Description of the task ::
Extract the lines that hold the string "User".
***
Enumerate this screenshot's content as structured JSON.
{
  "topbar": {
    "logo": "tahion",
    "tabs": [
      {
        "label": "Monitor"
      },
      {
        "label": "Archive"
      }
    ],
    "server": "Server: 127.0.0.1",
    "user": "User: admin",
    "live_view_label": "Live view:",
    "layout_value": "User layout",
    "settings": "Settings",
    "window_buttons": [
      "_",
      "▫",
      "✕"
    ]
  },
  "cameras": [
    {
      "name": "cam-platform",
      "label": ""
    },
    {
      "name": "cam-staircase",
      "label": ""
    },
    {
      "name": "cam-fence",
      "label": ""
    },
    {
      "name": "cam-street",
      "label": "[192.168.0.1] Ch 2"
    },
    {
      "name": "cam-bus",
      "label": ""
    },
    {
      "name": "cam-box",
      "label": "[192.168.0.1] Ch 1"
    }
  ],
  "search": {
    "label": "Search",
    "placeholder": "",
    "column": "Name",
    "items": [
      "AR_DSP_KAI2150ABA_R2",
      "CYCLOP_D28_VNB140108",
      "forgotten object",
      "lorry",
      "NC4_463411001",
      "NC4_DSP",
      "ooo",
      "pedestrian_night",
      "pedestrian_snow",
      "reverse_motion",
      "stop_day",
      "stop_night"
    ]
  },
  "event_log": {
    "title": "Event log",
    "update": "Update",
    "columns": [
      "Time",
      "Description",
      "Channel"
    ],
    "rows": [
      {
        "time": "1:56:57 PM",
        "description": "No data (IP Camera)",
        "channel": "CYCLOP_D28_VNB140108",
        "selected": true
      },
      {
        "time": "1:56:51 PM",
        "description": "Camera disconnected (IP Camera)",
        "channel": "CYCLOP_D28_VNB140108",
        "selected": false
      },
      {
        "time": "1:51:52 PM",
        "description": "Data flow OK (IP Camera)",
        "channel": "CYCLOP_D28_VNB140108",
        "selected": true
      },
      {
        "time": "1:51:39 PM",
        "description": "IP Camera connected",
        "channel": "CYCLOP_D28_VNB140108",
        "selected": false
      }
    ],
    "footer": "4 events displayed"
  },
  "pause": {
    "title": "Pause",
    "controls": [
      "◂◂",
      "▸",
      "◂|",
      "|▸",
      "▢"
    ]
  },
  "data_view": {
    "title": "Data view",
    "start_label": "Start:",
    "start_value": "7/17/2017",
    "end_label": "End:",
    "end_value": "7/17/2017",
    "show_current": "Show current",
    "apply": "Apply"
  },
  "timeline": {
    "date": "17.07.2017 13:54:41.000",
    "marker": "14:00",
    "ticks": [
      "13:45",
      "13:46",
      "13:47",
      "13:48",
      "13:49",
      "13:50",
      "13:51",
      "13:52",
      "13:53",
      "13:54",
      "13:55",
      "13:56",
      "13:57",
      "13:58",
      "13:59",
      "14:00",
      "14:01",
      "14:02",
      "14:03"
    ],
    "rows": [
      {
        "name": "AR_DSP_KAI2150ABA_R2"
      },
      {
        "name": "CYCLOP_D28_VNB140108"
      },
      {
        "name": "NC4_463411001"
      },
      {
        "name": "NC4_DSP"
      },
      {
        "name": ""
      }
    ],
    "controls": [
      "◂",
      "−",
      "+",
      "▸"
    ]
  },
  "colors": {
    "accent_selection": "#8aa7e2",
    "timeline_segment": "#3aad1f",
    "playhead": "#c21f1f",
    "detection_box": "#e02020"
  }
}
***
The result ::
    "user": "User: admin",
    "layout_value": "User layout",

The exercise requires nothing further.